# Given instruction
Quote these lines exactly: the one that holds "Give me the" and every line after it to the end of the material below. Skip pictures.

A block of data:

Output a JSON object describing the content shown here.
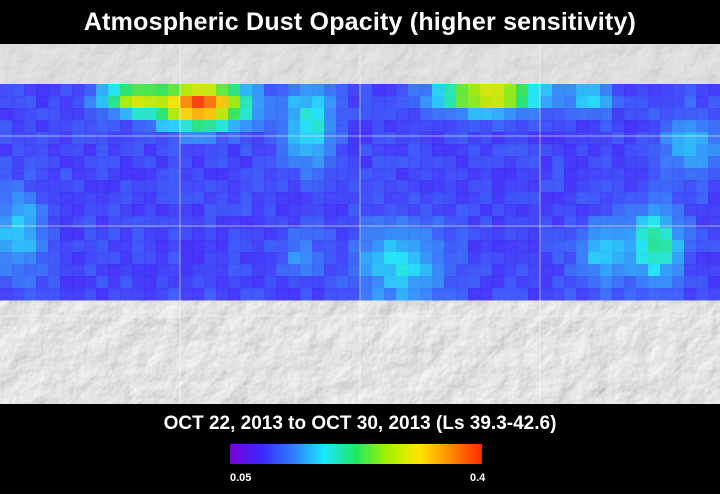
{
  "title": "Atmospheric Dust Opacity (higher sensitivity)",
  "date_range": "OCT 22, 2013 to OCT 30, 2013 (Ls 39.3-42.6)",
  "colorbar": {
    "min_label": "0.05",
    "max_label": "0.4",
    "min_value": 0.05,
    "max_value": 0.4,
    "colors": [
      "#7a00d8",
      "#3a28ff",
      "#2f7dff",
      "#18e8ff",
      "#1fe860",
      "#a6f000",
      "#ffe600",
      "#ff8a00",
      "#ff2a00"
    ]
  },
  "map": {
    "description_terrain": "shaded relief",
    "band_colors": {
      "low": "#5b3fe6",
      "mid": "#2f58ff",
      "high_cyan": "#3fd6f0",
      "hot": "#ff6a00"
    }
  }
}
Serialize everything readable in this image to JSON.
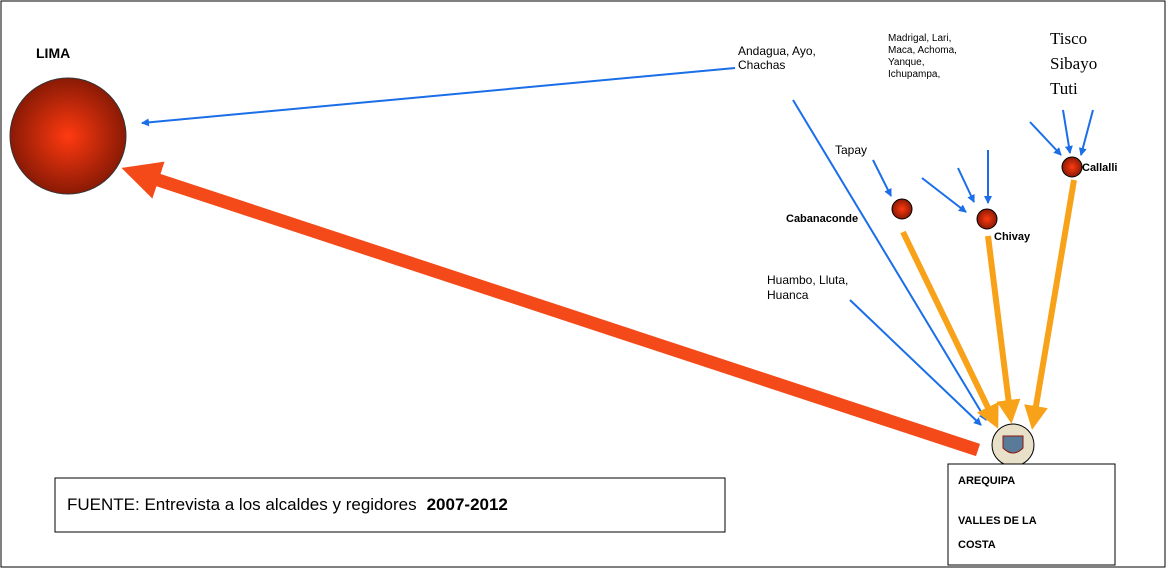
{
  "origin": {
    "label": "LIMA"
  },
  "hub": {
    "lines": [
      "AREQUIPA",
      "VALLES DE LA",
      "COSTA"
    ]
  },
  "towns": {
    "cabanaconde": "Cabanaconde",
    "chivay": "Chivay",
    "callalli": "Callalli"
  },
  "sources": {
    "andagua": [
      "Andagua, Ayo,",
      "Chachas"
    ],
    "madrigal": [
      "Madrigal, Lari,",
      "Maca, Achoma,",
      "Yanque,",
      "Ichupampa,"
    ],
    "tisco": [
      "Tisco",
      "Sibayo",
      "Tuti"
    ],
    "tapay": "Tapay",
    "huambo": [
      "Huambo, Lluta,",
      "Huanca"
    ]
  },
  "footer": {
    "text": "FUENTE: Entrevista a los alcaldes y regidores",
    "years": "2007-2012"
  }
}
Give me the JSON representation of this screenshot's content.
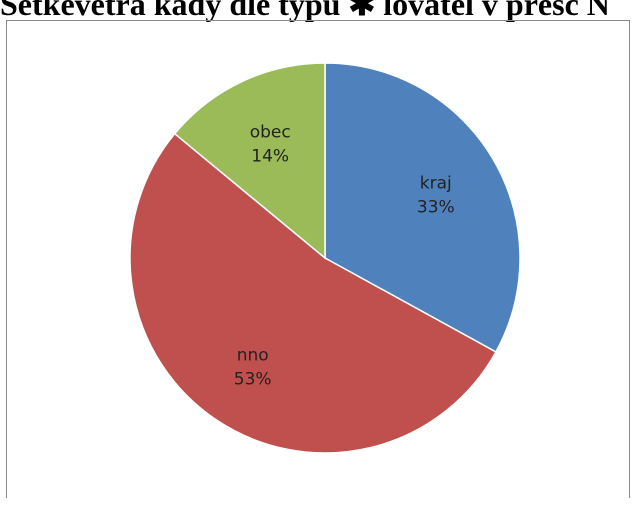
{
  "page": {
    "title": "Setkevetra kady dle typu ✱ lovatel v přesc N"
  },
  "chart_data": {
    "type": "pie",
    "start_angle_deg": 0,
    "direction": "clockwise",
    "legend": "none",
    "slices": [
      {
        "label": "kraj",
        "value": 33,
        "value_label": "33%",
        "color": "#4f81bd"
      },
      {
        "label": "nno",
        "value": 53,
        "value_label": "53%",
        "color": "#c0504d"
      },
      {
        "label": "obec",
        "value": 14,
        "value_label": "14%",
        "color": "#9bbb59"
      }
    ]
  }
}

# Finished answer
Give me the JSON representation of this screenshot's content.
{
  "page": {
    "title": "Setkevetra kady dle typu ✱ lovatel v přesc N"
  },
  "chart_data": {
    "type": "pie",
    "start_angle_deg": 0,
    "direction": "clockwise",
    "legend": "none",
    "slices": [
      {
        "label": "kraj",
        "value": 33,
        "value_label": "33%",
        "color": "#4f81bd"
      },
      {
        "label": "nno",
        "value": 53,
        "value_label": "53%",
        "color": "#c0504d"
      },
      {
        "label": "obec",
        "value": 14,
        "value_label": "14%",
        "color": "#9bbb59"
      }
    ]
  }
}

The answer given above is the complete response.